### WHAT THIS TASK INVOLVES
Write the entries below out again exactly; any picture in them stays out.

Data items:
## START

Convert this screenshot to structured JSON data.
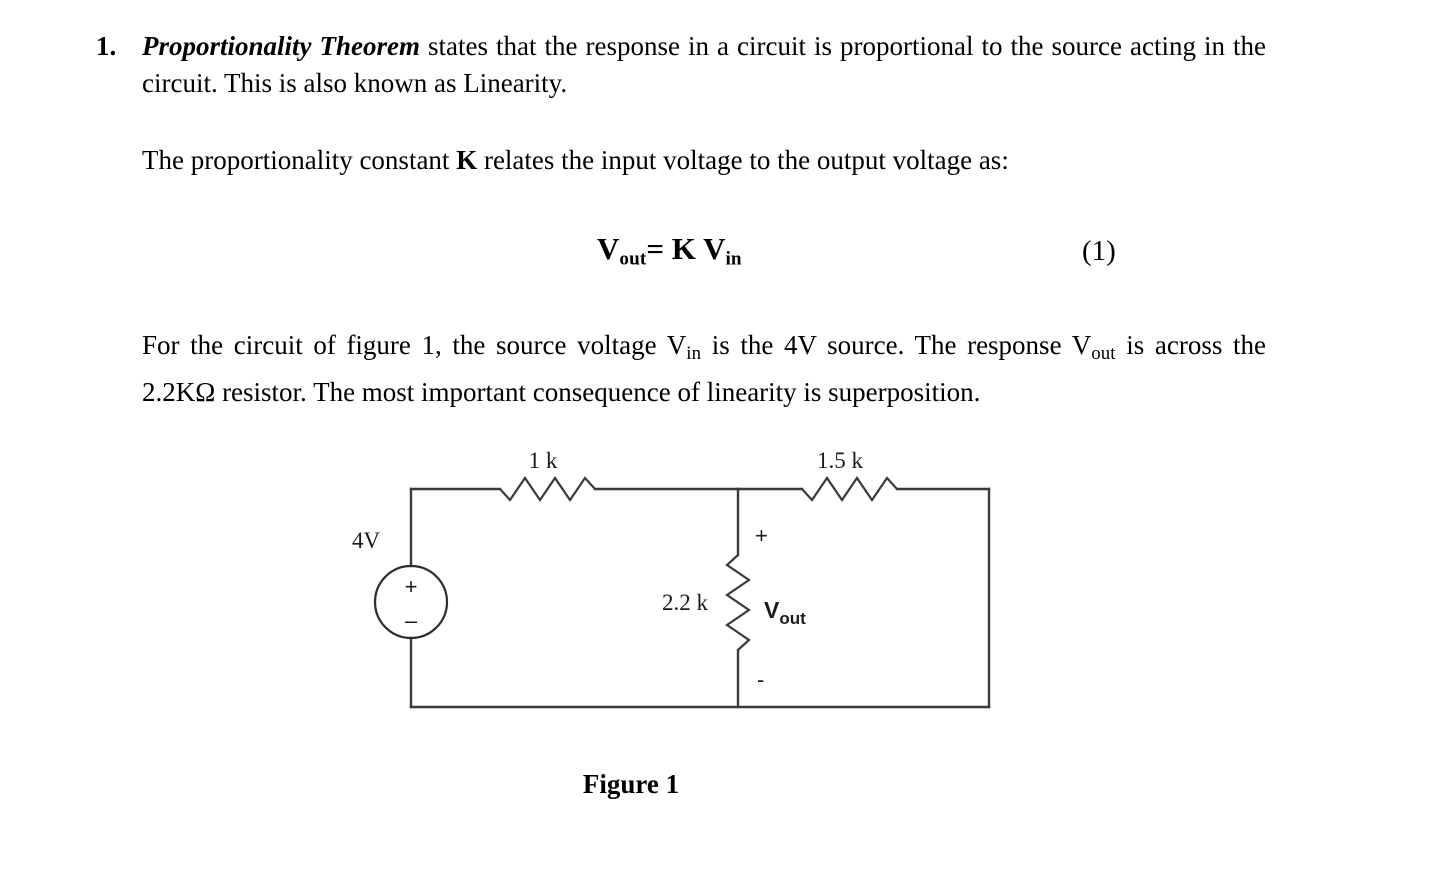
{
  "document": {
    "item_number": "1.",
    "paragraph_1": {
      "lead_bold_italic": "Proportionality Theorem",
      "rest": " states that the response in a circuit is proportional to the source acting in the circuit. This is also known as Linearity."
    },
    "paragraph_2": {
      "before_k": "The proportionality constant ",
      "k": "K",
      "after_k": " relates the input voltage to the output voltage as:"
    },
    "equation": {
      "v": "V",
      "sub_out": "out",
      "equals": "= K ",
      "v2": "V",
      "sub_in": "in",
      "number": "(1)"
    },
    "paragraph_3": {
      "seg_1": "For the circuit of figure 1, the source voltage V",
      "sub_1": "in",
      "seg_2": " is the 4V source. The response V",
      "sub_2": "out",
      "seg_3": " is across the 2.2KΩ resistor. The most important consequence of linearity is superposition."
    },
    "figure": {
      "caption": "Figure 1",
      "labels": {
        "source_value": "4V",
        "source_plus": "+",
        "source_minus": "–",
        "resistor_top_left": "1 k",
        "resistor_top_right": "1.5 k",
        "resistor_shunt": "2.2 k",
        "vout_main": "V",
        "vout_sub": "out",
        "node_plus": "+",
        "node_minus": "-"
      }
    }
  },
  "colors": {
    "page_background": "#ffffff",
    "text": "#000000",
    "circuit_stroke": "#3b3b3b",
    "circuit_label": "#1b1b1b"
  }
}
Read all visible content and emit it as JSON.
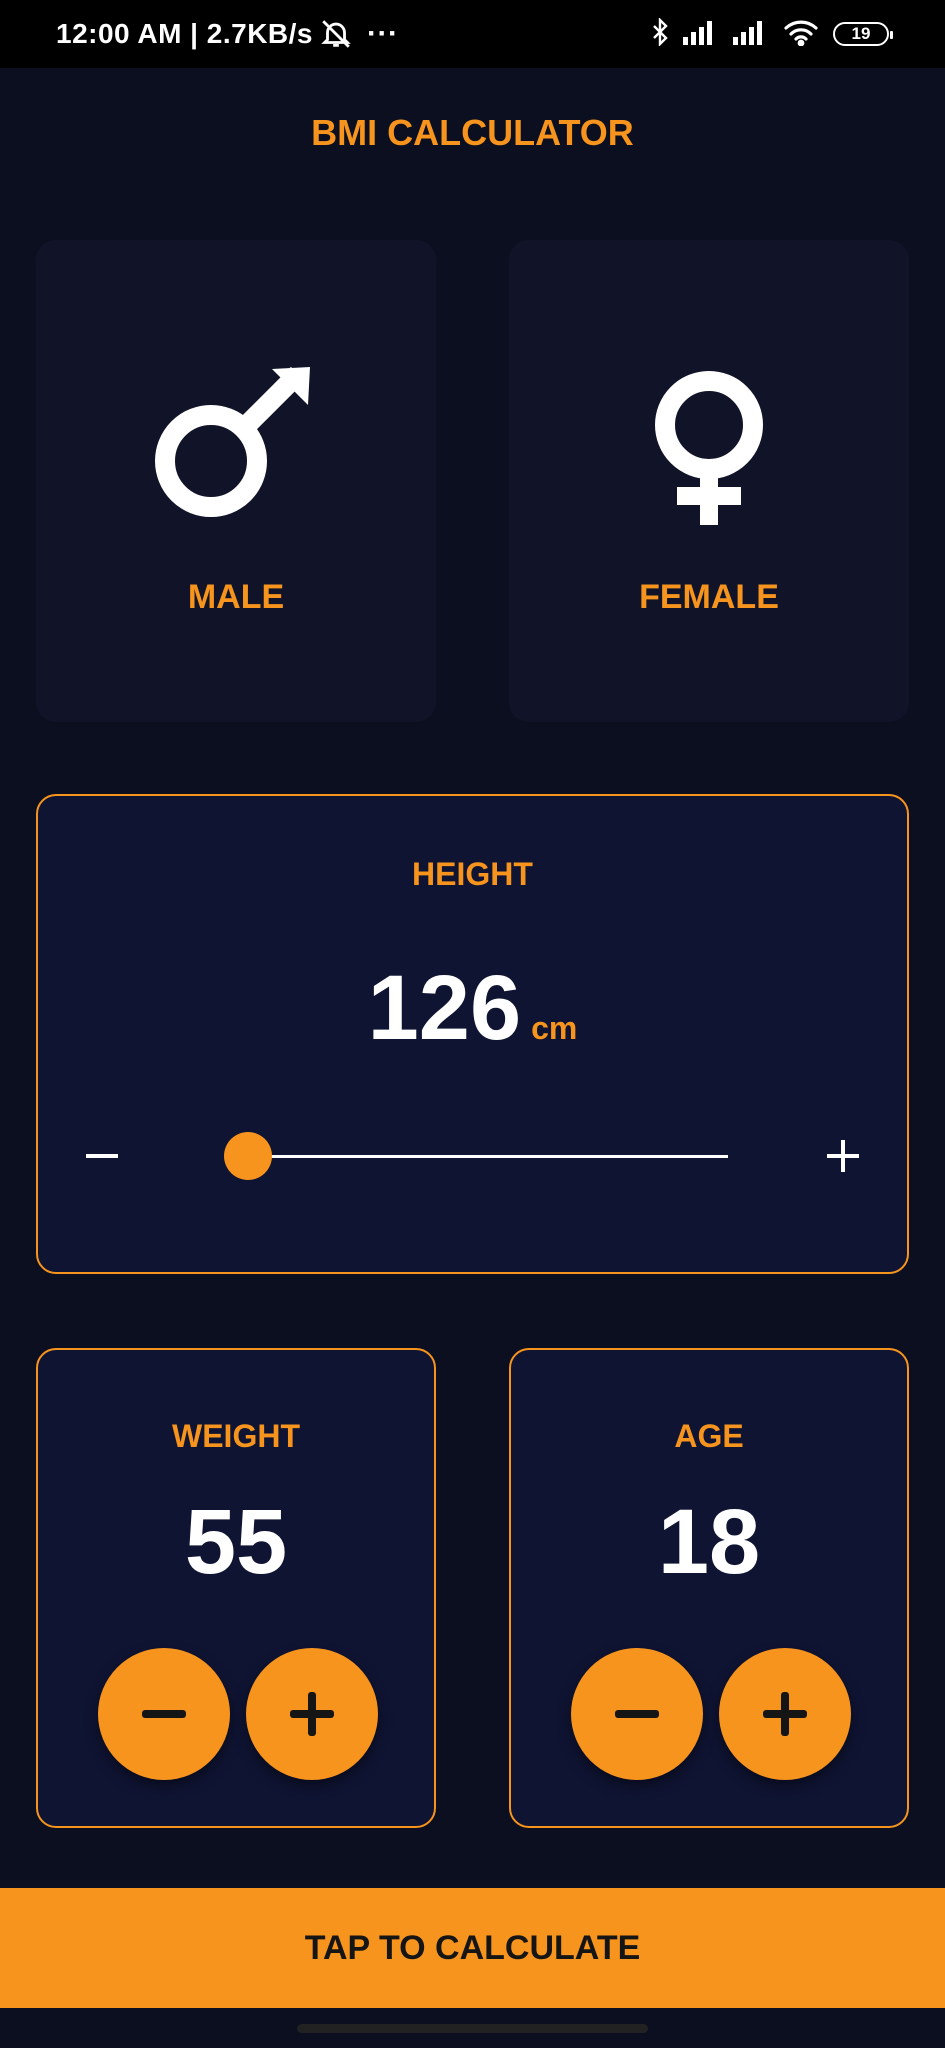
{
  "status_bar": {
    "time_and_speed": "12:00 AM | 2.7KB/s",
    "more": "···",
    "battery_level": "19",
    "icons": [
      "bell-off-icon",
      "bluetooth-icon",
      "signal-icon",
      "signal-icon",
      "wifi-icon",
      "battery-icon"
    ]
  },
  "app": {
    "title": "BMI CALCULATOR"
  },
  "gender": {
    "male": {
      "label": "MALE",
      "icon": "male-icon"
    },
    "female": {
      "label": "FEMALE",
      "icon": "female-icon"
    }
  },
  "height": {
    "label": "HEIGHT",
    "value": "126",
    "unit": "cm",
    "slider_fraction": 0.04
  },
  "weight": {
    "label": "WEIGHT",
    "value": "55"
  },
  "age": {
    "label": "AGE",
    "value": "18"
  },
  "calculate": {
    "label": "TAP TO CALCULATE"
  },
  "colors": {
    "accent": "#f7941d",
    "background": "#0b0f1f",
    "card": "#111428",
    "card_active": "#0f1433",
    "text": "#ffffff"
  }
}
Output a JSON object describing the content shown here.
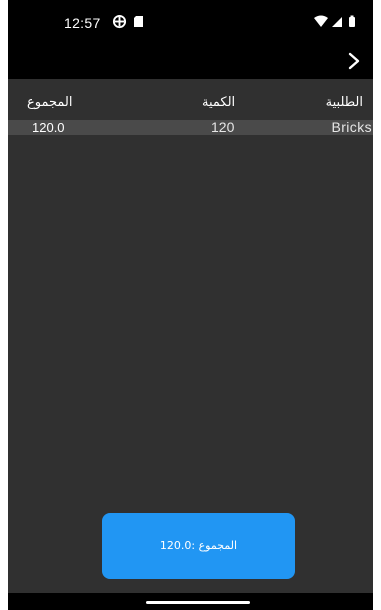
{
  "status_bar": {
    "time": "12:57",
    "icons": [
      "data-saver-icon",
      "sd-card-icon",
      "wifi-icon",
      "cell-signal-icon",
      "battery-icon"
    ]
  },
  "app_bar": {
    "forward_label": ">"
  },
  "table": {
    "headers": {
      "total": "المجموع",
      "quantity": "الكمية",
      "item": "الطلبية"
    },
    "rows": [
      {
        "total": "120.0",
        "quantity": "120",
        "item": "Bricks"
      }
    ]
  },
  "total_button": {
    "label": "المجموع :120.0"
  },
  "colors": {
    "background": "#303030",
    "row": "#4a4a4a",
    "accent": "#2196f3"
  }
}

## END

### FINISHED ANSWER
Convert this screenshot to structured JSON data.
{
  "document": {
    "item_number": "1.",
    "paragraph_1": {
      "lead_bold_italic": "Proportionality Theorem",
      "rest": " states that the response in a circuit is proportional to the source acting in the circuit. This is also known as Linearity."
    },
    "paragraph_2": {
      "before_k": "The proportionality constant ",
      "k": "K",
      "after_k": " relates the input voltage to the output voltage as:"
    },
    "equation": {
      "v": "V",
      "sub_out": "out",
      "equals": "= K ",
      "v2": "V",
      "sub_in": "in",
      "number": "(1)"
    },
    "paragraph_3": {
      "seg_1": "For the circuit of figure 1, the source voltage V",
      "sub_1": "in",
      "seg_2": " is the 4V source. The response V",
      "sub_2": "out",
      "seg_3": " is across the 2.2KΩ resistor. The most important consequence of linearity is superposition."
    },
    "figure": {
      "caption": "Figure 1",
      "labels": {
        "source_value": "4V",
        "source_plus": "+",
        "source_minus": "–",
        "resistor_top_left": "1 k",
        "resistor_top_right": "1.5 k",
        "resistor_shunt": "2.2 k",
        "vout_main": "V",
        "vout_sub": "out",
        "node_plus": "+",
        "node_minus": "-"
      }
    }
  },
  "colors": {
    "page_background": "#ffffff",
    "text": "#000000",
    "circuit_stroke": "#3b3b3b",
    "circuit_label": "#1b1b1b"
  }
}
Read all visible content and emit it as JSON.
{
  "status_bar": {
    "time_and_speed": "12:00 AM | 2.7KB/s",
    "more": "···",
    "battery_level": "19",
    "icons": [
      "bell-off-icon",
      "bluetooth-icon",
      "signal-icon",
      "signal-icon",
      "wifi-icon",
      "battery-icon"
    ]
  },
  "app": {
    "title": "BMI CALCULATOR"
  },
  "gender": {
    "male": {
      "label": "MALE",
      "icon": "male-icon"
    },
    "female": {
      "label": "FEMALE",
      "icon": "female-icon"
    }
  },
  "height": {
    "label": "HEIGHT",
    "value": "126",
    "unit": "cm",
    "slider_fraction": 0.04
  },
  "weight": {
    "label": "WEIGHT",
    "value": "55"
  },
  "age": {
    "label": "AGE",
    "value": "18"
  },
  "calculate": {
    "label": "TAP TO CALCULATE"
  },
  "colors": {
    "accent": "#f7941d",
    "background": "#0b0f1f",
    "card": "#111428",
    "card_active": "#0f1433",
    "text": "#ffffff"
  }
}
Output a JSON object describing the content shown here.
{
  "status_bar": {
    "time": "12:57",
    "icons": [
      "data-saver-icon",
      "sd-card-icon",
      "wifi-icon",
      "cell-signal-icon",
      "battery-icon"
    ]
  },
  "app_bar": {
    "forward_label": ">"
  },
  "table": {
    "headers": {
      "total": "المجموع",
      "quantity": "الكمية",
      "item": "الطلبية"
    },
    "rows": [
      {
        "total": "120.0",
        "quantity": "120",
        "item": "Bricks"
      }
    ]
  },
  "total_button": {
    "label": "المجموع :120.0"
  },
  "colors": {
    "background": "#303030",
    "row": "#4a4a4a",
    "accent": "#2196f3"
  }
}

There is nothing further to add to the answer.